======== Material provided

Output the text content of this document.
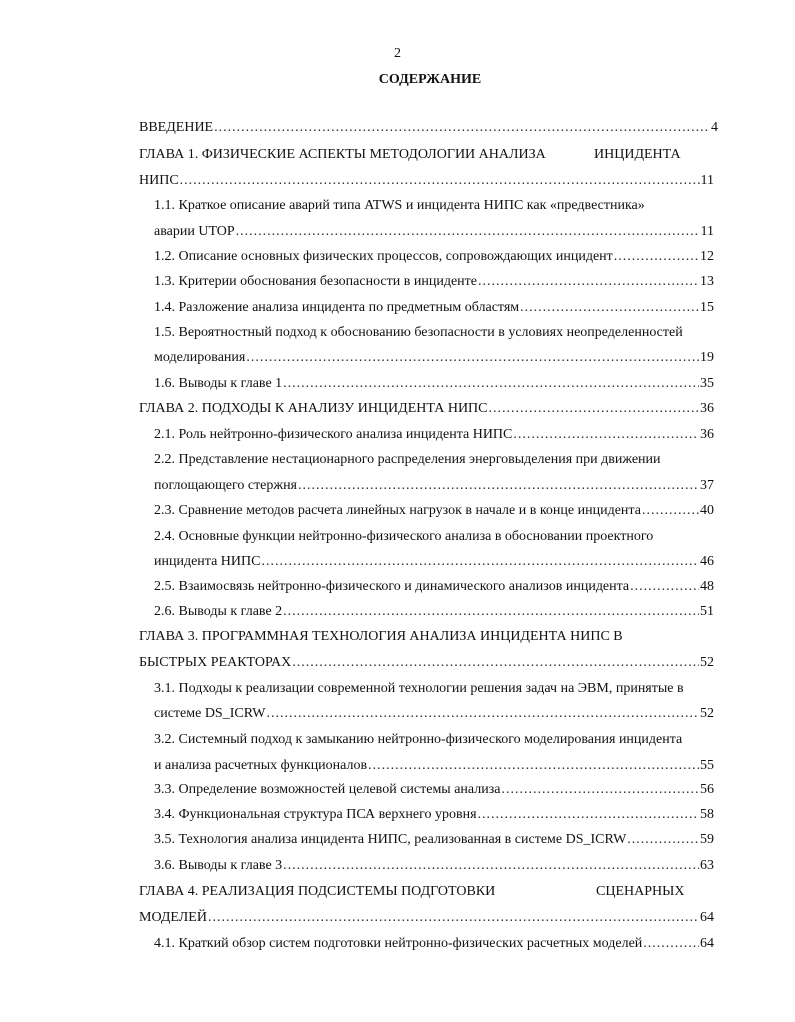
2
СОДЕРЖАНИЕ
ВВЕДЕНИЕ .....	4
ГЛАВА 1. ФИЗИЧЕСКИЕ АСПЕКТЫ МЕТОДОЛОГИИ АНАЛИЗА	ИНЦИДЕНТА
НИПС .....	11
1.1. Краткое описание аварий типа ATWS и инцидента НИПС как «предвестника»
аварии UTOP .....	11
1.2. Описание основных физических процессов, сопровождающих инцидент .....	12
1.3. Критерии обоснования безопасности в инциденте .....	13
1.4. Разложение анализа инцидента по предметным областям .....	15
1.5. Вероятностный подход к обоснованию безопасности в условиях неопределенностей
моделирования .....	19
1.6. Выводы к главе 1 .....	35
ГЛАВА 2. ПОДХОДЫ К АНАЛИЗУ ИНЦИДЕНТА НИПС .....	36
2.1. Роль нейтронно-физического анализа инцидента НИПС .....	36
2.2. Представление нестационарного распределения энерговыделения при движении
поглощающего стержня .....	37
2.3. Сравнение методов расчета линейных нагрузок в начале и в конце инцидента .....	40
2.4. Основные функции нейтронно-физического анализа в обосновании проектного
инцидента НИПС .....	46
2.5. Взаимосвязь нейтронно-физического и динамического анализов инцидента .....	48
2.6. Выводы к главе 2 .....	51
ГЛАВА 3. ПРОГРАММНАЯ ТЕХНОЛОГИЯ АНАЛИЗА ИНЦИДЕНТА НИПС В
БЫСТРЫХ РЕАКТОРАХ .....	52
3.1. Подходы к реализации современной технологии решения задач на ЭВМ, принятые в
системе DS_ICRW .....	52
3.2. Системный подход к замыканию нейтронно-физического моделирования инцидента
и анализа расчетных функционалов .....	55
3.3. Определение возможностей целевой системы анализа .....	56
3.4. Функциональная структура ПСА верхнего уровня .....	58
3.5. Технология анализа инцидента НИПС, реализованная в системе DS_ICRW .....	59
3.6. Выводы к главе 3 .....	63
ГЛАВА 4. РЕАЛИЗАЦИЯ ПОДСИСТЕМЫ ПОДГОТОВКИ	СЦЕНАРНЫХ
МОДЕЛЕЙ .....	64
4.1. Краткий обзор систем подготовки нейтронно-физических расчетных моделей .....	64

================

→ **The task**
Scan the listing above for the word "НИПС" and copy every line that holds it.

→ **Answer to this exercise**
НИПС .....	11
1.1. Краткое описание аварий типа ATWS и инцидента НИПС как «предвестника»
ГЛАВА 2. ПОДХОДЫ К АНАЛИЗУ ИНЦИДЕНТА НИПС .....	36
2.1. Роль нейтронно-физического анализа инцидента НИПС .....	36
инцидента НИПС .....	46
ГЛАВА 3. ПРОГРАММНАЯ ТЕХНОЛОГИЯ АНАЛИЗА ИНЦИДЕНТА НИПС В
3.5. Технология анализа инцидента НИПС, реализованная в системе DS_ICRW .....	59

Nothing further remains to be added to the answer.